Data entries:
▼▼▼

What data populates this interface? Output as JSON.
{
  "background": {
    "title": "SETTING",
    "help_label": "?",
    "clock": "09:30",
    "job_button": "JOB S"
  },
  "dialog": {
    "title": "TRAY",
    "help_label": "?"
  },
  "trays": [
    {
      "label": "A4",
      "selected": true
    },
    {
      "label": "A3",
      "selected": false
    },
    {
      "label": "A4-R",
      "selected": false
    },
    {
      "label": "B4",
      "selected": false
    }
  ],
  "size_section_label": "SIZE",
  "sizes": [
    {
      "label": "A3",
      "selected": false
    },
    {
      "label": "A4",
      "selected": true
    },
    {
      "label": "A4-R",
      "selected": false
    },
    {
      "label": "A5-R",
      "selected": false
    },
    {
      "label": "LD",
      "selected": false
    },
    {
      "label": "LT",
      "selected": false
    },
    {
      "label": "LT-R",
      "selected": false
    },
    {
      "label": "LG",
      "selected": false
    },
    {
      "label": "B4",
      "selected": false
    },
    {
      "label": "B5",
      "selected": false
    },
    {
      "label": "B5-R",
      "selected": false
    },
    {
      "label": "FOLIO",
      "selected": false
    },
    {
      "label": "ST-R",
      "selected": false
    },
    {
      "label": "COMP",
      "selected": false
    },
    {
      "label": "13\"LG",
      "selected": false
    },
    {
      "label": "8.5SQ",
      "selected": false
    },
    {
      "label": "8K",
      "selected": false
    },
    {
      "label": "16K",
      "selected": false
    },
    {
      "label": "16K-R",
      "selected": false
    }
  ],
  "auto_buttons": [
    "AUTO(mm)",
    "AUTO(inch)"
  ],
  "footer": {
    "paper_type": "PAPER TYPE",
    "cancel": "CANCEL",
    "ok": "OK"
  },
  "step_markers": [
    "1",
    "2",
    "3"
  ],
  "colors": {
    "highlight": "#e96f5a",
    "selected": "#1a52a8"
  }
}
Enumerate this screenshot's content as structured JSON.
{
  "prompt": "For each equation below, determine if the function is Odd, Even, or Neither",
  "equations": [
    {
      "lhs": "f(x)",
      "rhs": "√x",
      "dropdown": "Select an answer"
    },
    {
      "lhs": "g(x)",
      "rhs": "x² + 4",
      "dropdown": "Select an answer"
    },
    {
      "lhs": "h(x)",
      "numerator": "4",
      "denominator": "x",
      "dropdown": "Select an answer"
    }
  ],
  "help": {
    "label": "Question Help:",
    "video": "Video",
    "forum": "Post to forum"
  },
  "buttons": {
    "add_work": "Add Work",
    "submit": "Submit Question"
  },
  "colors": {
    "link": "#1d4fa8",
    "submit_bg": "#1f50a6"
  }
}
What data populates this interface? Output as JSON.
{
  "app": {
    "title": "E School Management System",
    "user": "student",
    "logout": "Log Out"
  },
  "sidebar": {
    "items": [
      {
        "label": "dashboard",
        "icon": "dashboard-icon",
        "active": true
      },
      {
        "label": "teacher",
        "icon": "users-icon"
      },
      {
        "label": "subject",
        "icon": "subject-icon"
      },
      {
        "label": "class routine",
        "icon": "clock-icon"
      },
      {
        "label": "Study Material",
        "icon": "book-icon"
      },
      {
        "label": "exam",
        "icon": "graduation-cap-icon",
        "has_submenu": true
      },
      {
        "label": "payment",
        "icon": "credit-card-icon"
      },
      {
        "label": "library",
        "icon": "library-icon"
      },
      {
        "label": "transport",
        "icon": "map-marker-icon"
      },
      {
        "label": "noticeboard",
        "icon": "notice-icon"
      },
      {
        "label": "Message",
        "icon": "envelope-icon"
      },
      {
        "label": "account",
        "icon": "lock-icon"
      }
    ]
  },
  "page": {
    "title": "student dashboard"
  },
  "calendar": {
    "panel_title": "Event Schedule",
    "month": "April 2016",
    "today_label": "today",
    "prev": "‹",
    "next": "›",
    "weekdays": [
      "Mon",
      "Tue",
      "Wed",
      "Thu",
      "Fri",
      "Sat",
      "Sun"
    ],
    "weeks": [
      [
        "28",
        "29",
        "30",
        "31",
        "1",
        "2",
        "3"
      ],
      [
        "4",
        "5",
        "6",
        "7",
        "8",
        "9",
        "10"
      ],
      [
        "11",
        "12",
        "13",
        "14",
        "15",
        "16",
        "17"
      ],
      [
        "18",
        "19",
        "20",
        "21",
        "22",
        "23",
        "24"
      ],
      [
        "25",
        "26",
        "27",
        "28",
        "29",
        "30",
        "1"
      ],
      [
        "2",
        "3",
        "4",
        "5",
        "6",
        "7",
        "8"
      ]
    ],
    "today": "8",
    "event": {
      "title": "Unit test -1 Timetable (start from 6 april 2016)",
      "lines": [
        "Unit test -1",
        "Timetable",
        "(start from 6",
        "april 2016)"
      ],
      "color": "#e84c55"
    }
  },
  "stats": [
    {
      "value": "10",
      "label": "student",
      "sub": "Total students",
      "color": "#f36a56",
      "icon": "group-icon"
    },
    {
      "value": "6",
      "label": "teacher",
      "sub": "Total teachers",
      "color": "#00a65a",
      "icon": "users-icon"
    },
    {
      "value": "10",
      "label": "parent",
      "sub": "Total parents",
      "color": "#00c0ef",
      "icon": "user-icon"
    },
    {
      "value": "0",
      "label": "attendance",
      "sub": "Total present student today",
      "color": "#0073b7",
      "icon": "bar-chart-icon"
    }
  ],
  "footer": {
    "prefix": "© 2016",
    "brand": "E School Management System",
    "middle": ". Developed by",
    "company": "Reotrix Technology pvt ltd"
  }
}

▲▲▲

_What this task involves:_ Print every record above exactly as written.

_Answer to the problem:_
What data populates this interface? Output as JSON.
{
  "background": {
    "title": "SETTING",
    "help_label": "?",
    "clock": "09:30",
    "job_button": "JOB S"
  },
  "dialog": {
    "title": "TRAY",
    "help_label": "?"
  },
  "trays": [
    {
      "label": "A4",
      "selected": true
    },
    {
      "label": "A3",
      "selected": false
    },
    {
      "label": "A4-R",
      "selected": false
    },
    {
      "label": "B4",
      "selected": false
    }
  ],
  "size_section_label": "SIZE",
  "sizes": [
    {
      "label": "A3",
      "selected": false
    },
    {
      "label": "A4",
      "selected": true
    },
    {
      "label": "A4-R",
      "selected": false
    },
    {
      "label": "A5-R",
      "selected": false
    },
    {
      "label": "LD",
      "selected": false
    },
    {
      "label": "LT",
      "selected": false
    },
    {
      "label": "LT-R",
      "selected": false
    },
    {
      "label": "LG",
      "selected": false
    },
    {
      "label": "B4",
      "selected": false
    },
    {
      "label": "B5",
      "selected": false
    },
    {
      "label": "B5-R",
      "selected": false
    },
    {
      "label": "FOLIO",
      "selected": false
    },
    {
      "label": "ST-R",
      "selected": false
    },
    {
      "label": "COMP",
      "selected": false
    },
    {
      "label": "13\"LG",
      "selected": false
    },
    {
      "label": "8.5SQ",
      "selected": false
    },
    {
      "label": "8K",
      "selected": false
    },
    {
      "label": "16K",
      "selected": false
    },
    {
      "label": "16K-R",
      "selected": false
    }
  ],
  "auto_buttons": [
    "AUTO(mm)",
    "AUTO(inch)"
  ],
  "footer": {
    "paper_type": "PAPER TYPE",
    "cancel": "CANCEL",
    "ok": "OK"
  },
  "step_markers": [
    "1",
    "2",
    "3"
  ],
  "colors": {
    "highlight": "#e96f5a",
    "selected": "#1a52a8"
  }
}
Enumerate this screenshot's content as structured JSON.
{
  "prompt": "For each equation below, determine if the function is Odd, Even, or Neither",
  "equations": [
    {
      "lhs": "f(x)",
      "rhs": "√x",
      "dropdown": "Select an answer"
    },
    {
      "lhs": "g(x)",
      "rhs": "x² + 4",
      "dropdown": "Select an answer"
    },
    {
      "lhs": "h(x)",
      "numerator": "4",
      "denominator": "x",
      "dropdown": "Select an answer"
    }
  ],
  "help": {
    "label": "Question Help:",
    "video": "Video",
    "forum": "Post to forum"
  },
  "buttons": {
    "add_work": "Add Work",
    "submit": "Submit Question"
  },
  "colors": {
    "link": "#1d4fa8",
    "submit_bg": "#1f50a6"
  }
}
What data populates this interface? Output as JSON.
{
  "app": {
    "title": "E School Management System",
    "user": "student",
    "logout": "Log Out"
  },
  "sidebar": {
    "items": [
      {
        "label": "dashboard",
        "icon": "dashboard-icon",
        "active": true
      },
      {
        "label": "teacher",
        "icon": "users-icon"
      },
      {
        "label": "subject",
        "icon": "subject-icon"
      },
      {
        "label": "class routine",
        "icon": "clock-icon"
      },
      {
        "label": "Study Material",
        "icon": "book-icon"
      },
      {
        "label": "exam",
        "icon": "graduation-cap-icon",
        "has_submenu": true
      },
      {
        "label": "payment",
        "icon": "credit-card-icon"
      },
      {
        "label": "library",
        "icon": "library-icon"
      },
      {
        "label": "transport",
        "icon": "map-marker-icon"
      },
      {
        "label": "noticeboard",
        "icon": "notice-icon"
      },
      {
        "label": "Message",
        "icon": "envelope-icon"
      },
      {
        "label": "account",
        "icon": "lock-icon"
      }
    ]
  },
  "page": {
    "title": "student dashboard"
  },
  "calendar": {
    "panel_title": "Event Schedule",
    "month": "April 2016",
    "today_label": "today",
    "prev": "‹",
    "next": "›",
    "weekdays": [
      "Mon",
      "Tue",
      "Wed",
      "Thu",
      "Fri",
      "Sat",
      "Sun"
    ],
    "weeks": [
      [
        "28",
        "29",
        "30",
        "31",
        "1",
        "2",
        "3"
      ],
      [
        "4",
        "5",
        "6",
        "7",
        "8",
        "9",
        "10"
      ],
      [
        "11",
        "12",
        "13",
        "14",
        "15",
        "16",
        "17"
      ],
      [
        "18",
        "19",
        "20",
        "21",
        "22",
        "23",
        "24"
      ],
      [
        "25",
        "26",
        "27",
        "28",
        "29",
        "30",
        "1"
      ],
      [
        "2",
        "3",
        "4",
        "5",
        "6",
        "7",
        "8"
      ]
    ],
    "today": "8",
    "event": {
      "title": "Unit test -1 Timetable (start from 6 april 2016)",
      "lines": [
        "Unit test -1",
        "Timetable",
        "(start from 6",
        "april 2016)"
      ],
      "color": "#e84c55"
    }
  },
  "stats": [
    {
      "value": "10",
      "label": "student",
      "sub": "Total students",
      "color": "#f36a56",
      "icon": "group-icon"
    },
    {
      "value": "6",
      "label": "teacher",
      "sub": "Total teachers",
      "color": "#00a65a",
      "icon": "users-icon"
    },
    {
      "value": "10",
      "label": "parent",
      "sub": "Total parents",
      "color": "#00c0ef",
      "icon": "user-icon"
    },
    {
      "value": "0",
      "label": "attendance",
      "sub": "Total present student today",
      "color": "#0073b7",
      "icon": "bar-chart-icon"
    }
  ],
  "footer": {
    "prefix": "© 2016",
    "brand": "E School Management System",
    "middle": ". Developed by",
    "company": "Reotrix Technology pvt ltd"
  }
}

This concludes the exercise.